# INSTRUCTION:
Copy all lines that contain the word "assistance".

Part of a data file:
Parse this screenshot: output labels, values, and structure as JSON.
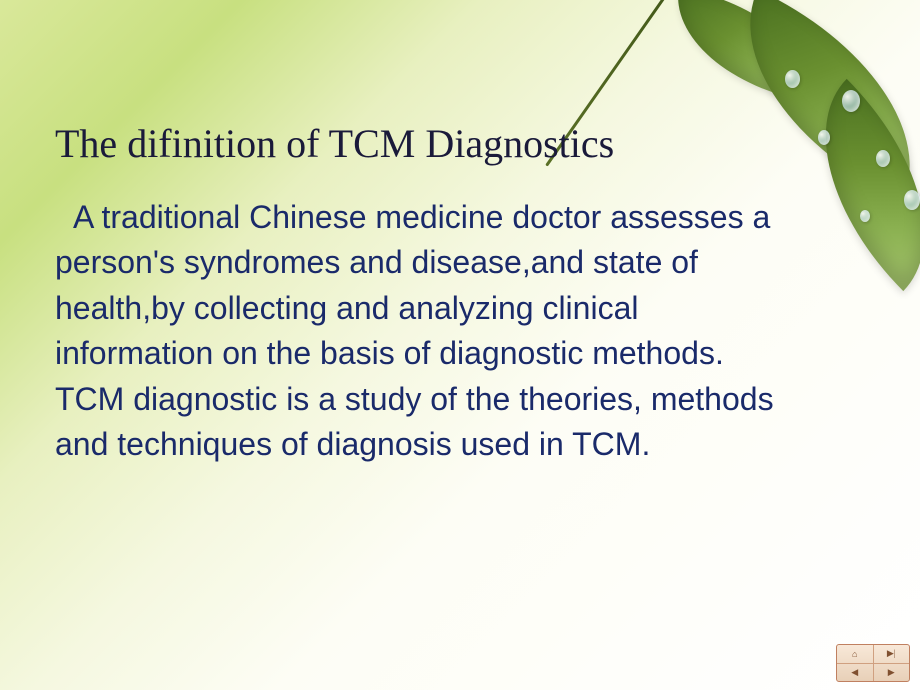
{
  "slide": {
    "title": "The difinition of TCM Diagnostics",
    "body": "A traditional Chinese medicine doctor assesses a person's syndromes  and disease,and state of health,by collecting and analyzing clinical information on the basis of diagnostic methods. TCM diagnostic is a study of the theories, methods and techniques of diagnosis used in TCM."
  },
  "style": {
    "title_font": "Comic Sans MS",
    "title_fontsize": 40,
    "title_color": "#1a1a3a",
    "body_font": "Arial",
    "body_fontsize": 32,
    "body_color": "#1a2a6a",
    "bg_gradient_start": "#d9e89a",
    "bg_gradient_end": "#ffffff",
    "leaf_colors": [
      "#4a7020",
      "#6a9030",
      "#8ab050",
      "#a8c870"
    ],
    "slide_width": 920,
    "slide_height": 690
  },
  "nav": {
    "home": "⌂",
    "prev": "◀",
    "next": "▶",
    "last": "▶|"
  }
}
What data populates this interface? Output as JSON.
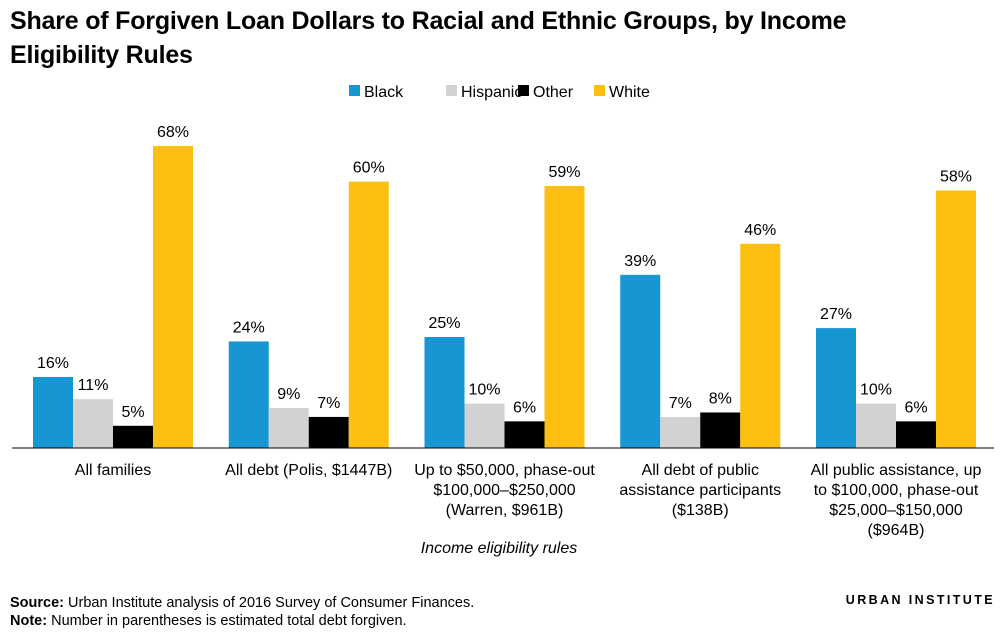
{
  "title": "Share of Forgiven Loan Dollars to Racial and Ethnic Groups, by Income Eligibility Rules",
  "colors": {
    "Black": "#1696d2",
    "Hispanic": "#d2d2d2",
    "Other": "#000000",
    "White": "#fdbf11"
  },
  "chart_data": {
    "type": "bar",
    "categories": [
      "All families",
      "All debt (Polis, $1447B)",
      "Up to $50,000, phase-out $100,000–$250,000 (Warren, $961B)",
      "All debt of public assistance participants ($138B)",
      "All public assistance, up to $100,000, phase-out $25,000–$150,000 ($964B)"
    ],
    "category_lines": [
      [
        "All families"
      ],
      [
        "All debt (Polis, $1447B)"
      ],
      [
        "Up to $50,000, phase-out",
        "$100,000–$250,000",
        "(Warren, $961B)"
      ],
      [
        "All debt of public",
        "assistance participants",
        "($138B)"
      ],
      [
        "All public assistance, up",
        "to $100,000, phase-out",
        "$25,000–$150,000",
        "($964B)"
      ]
    ],
    "series": [
      {
        "name": "Black",
        "values": [
          16,
          24,
          25,
          39,
          27
        ]
      },
      {
        "name": "Hispanic",
        "values": [
          11,
          9,
          10,
          7,
          10
        ]
      },
      {
        "name": "Other",
        "values": [
          5,
          7,
          6,
          8,
          6
        ]
      },
      {
        "name": "White",
        "values": [
          68,
          60,
          59,
          46,
          58
        ]
      }
    ],
    "value_suffix": "%",
    "xlabel": "Income eligibility rules",
    "ylabel": "",
    "ylim": [
      0,
      70
    ],
    "grid": false,
    "legend_position": "top-center"
  },
  "source_label": "Source:",
  "source_text": " Urban Institute analysis of 2016 Survey of Consumer Finances.",
  "note_label": "Note:",
  "note_text": " Number in parentheses is estimated total debt forgiven.",
  "brand": "URBAN INSTITUTE"
}
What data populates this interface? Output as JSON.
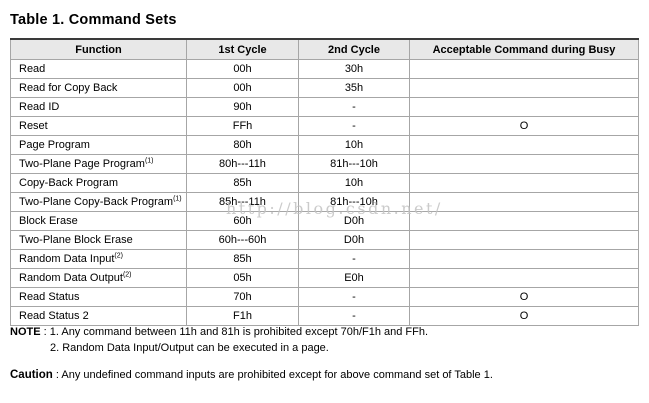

# RESULT OF THE TASK:
      "All debt of public assistance participants ($138B)",
      "All public assistance, up to $100,000, phase-out $25,000–$150,000 ($964B)"
        "assistance participants",
        "All public assistance, up",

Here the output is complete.